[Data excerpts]
--------------------------------

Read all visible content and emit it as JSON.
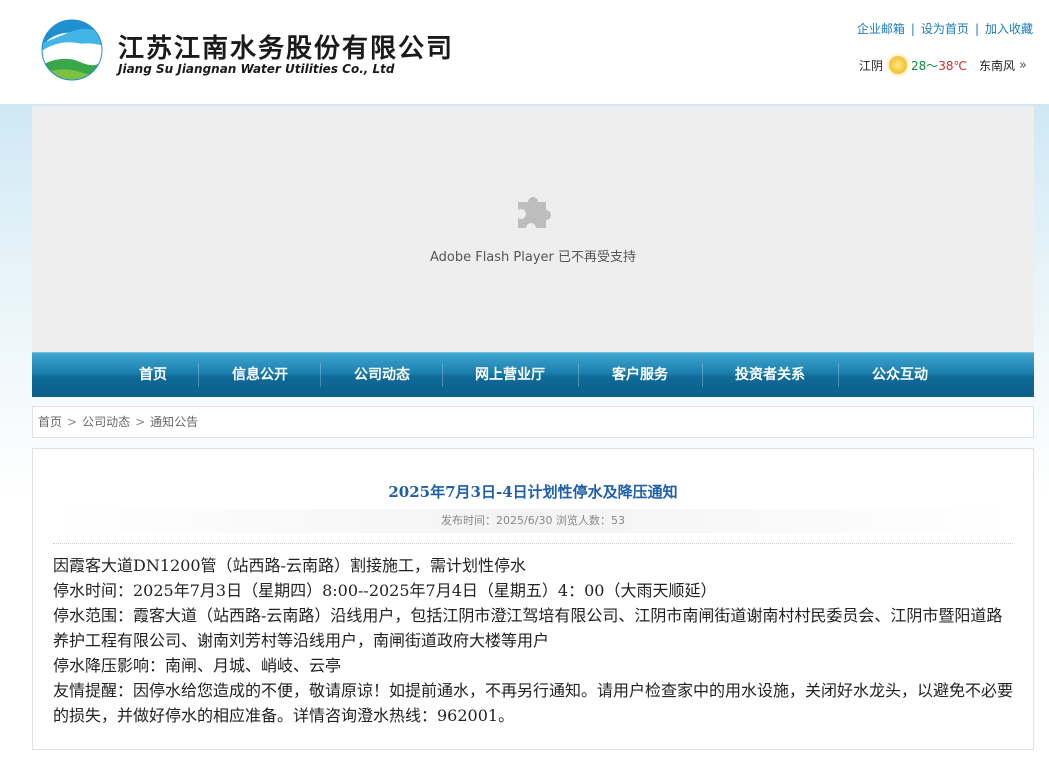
{
  "header": {
    "company_cn": "江苏江南水务股份有限公司",
    "company_en": "Jiang Su Jiangnan Water Utilities Co., Ltd",
    "links": [
      "企业邮箱",
      "设为首页",
      "加入收藏"
    ],
    "weather": {
      "city": "江阴",
      "temp_low": "28",
      "range_sep": "～",
      "temp_high": "38℃",
      "wind": "东南风",
      "more": "»"
    }
  },
  "flash": {
    "icon": "puzzle-piece-icon",
    "message": "Adobe Flash Player 已不再受支持"
  },
  "nav": {
    "items": [
      "首页",
      "信息公开",
      "公司动态",
      "网上营业厅",
      "客户服务",
      "投资者关系",
      "公众互动"
    ]
  },
  "breadcrumb": {
    "items": [
      "首页",
      "公司动态",
      "通知公告"
    ],
    "separator": ">"
  },
  "article": {
    "title": "2025年7月3日-4日计划性停水及降压通知",
    "meta": "发布时间：2025/6/30 浏览人数：53",
    "paragraphs": [
      "因霞客大道DN1200管（站西路-云南路）割接施工，需计划性停水",
      "停水时间：2025年7月3日（星期四）8:00--2025年7月4日（星期五）4：00（大雨天顺延）",
      "停水范围：霞客大道（站西路-云南路）沿线用户，包括江阴市澄江驾培有限公司、江阴市南闸街道谢南村村民委员会、江阴市暨阳道路养护工程有限公司、谢南刘芳村等沿线用户，南闸街道政府大楼等用户",
      "停水降压影响：南闸、月城、峭岐、云亭",
      "友情提醒：因停水给您造成的不便，敬请原谅！如提前通水，不再另行通知。请用户检查家中的用水设施，关闭好水龙头，以避免不必要的损失，并做好停水的相应准备。详情咨询澄水热线：962001。"
    ]
  },
  "colors": {
    "nav_top": "#3fa6cf",
    "nav_bottom": "#0c5f8a",
    "title_blue": "#1e5fa8",
    "link_blue": "#1a7bb8"
  }
}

--------------------------------

> _What is expected_: Transcribe all of the records above character for character. Exclude the pictures.

> _Exercise response_:
Read all visible content and emit it as JSON.
{
  "header": {
    "company_cn": "江苏江南水务股份有限公司",
    "company_en": "Jiang Su Jiangnan Water Utilities Co., Ltd",
    "links": [
      "企业邮箱",
      "设为首页",
      "加入收藏"
    ],
    "weather": {
      "city": "江阴",
      "temp_low": "28",
      "range_sep": "～",
      "temp_high": "38℃",
      "wind": "东南风",
      "more": "»"
    }
  },
  "flash": {
    "icon": "puzzle-piece-icon",
    "message": "Adobe Flash Player 已不再受支持"
  },
  "nav": {
    "items": [
      "首页",
      "信息公开",
      "公司动态",
      "网上营业厅",
      "客户服务",
      "投资者关系",
      "公众互动"
    ]
  },
  "breadcrumb": {
    "items": [
      "首页",
      "公司动态",
      "通知公告"
    ],
    "separator": ">"
  },
  "article": {
    "title": "2025年7月3日-4日计划性停水及降压通知",
    "meta": "发布时间：2025/6/30 浏览人数：53",
    "paragraphs": [
      "因霞客大道DN1200管（站西路-云南路）割接施工，需计划性停水",
      "停水时间：2025年7月3日（星期四）8:00--2025年7月4日（星期五）4：00（大雨天顺延）",
      "停水范围：霞客大道（站西路-云南路）沿线用户，包括江阴市澄江驾培有限公司、江阴市南闸街道谢南村村民委员会、江阴市暨阳道路养护工程有限公司、谢南刘芳村等沿线用户，南闸街道政府大楼等用户",
      "停水降压影响：南闸、月城、峭岐、云亭",
      "友情提醒：因停水给您造成的不便，敬请原谅！如提前通水，不再另行通知。请用户检查家中的用水设施，关闭好水龙头，以避免不必要的损失，并做好停水的相应准备。详情咨询澄水热线：962001。"
    ]
  },
  "colors": {
    "nav_top": "#3fa6cf",
    "nav_bottom": "#0c5f8a",
    "title_blue": "#1e5fa8",
    "link_blue": "#1a7bb8"
  }
}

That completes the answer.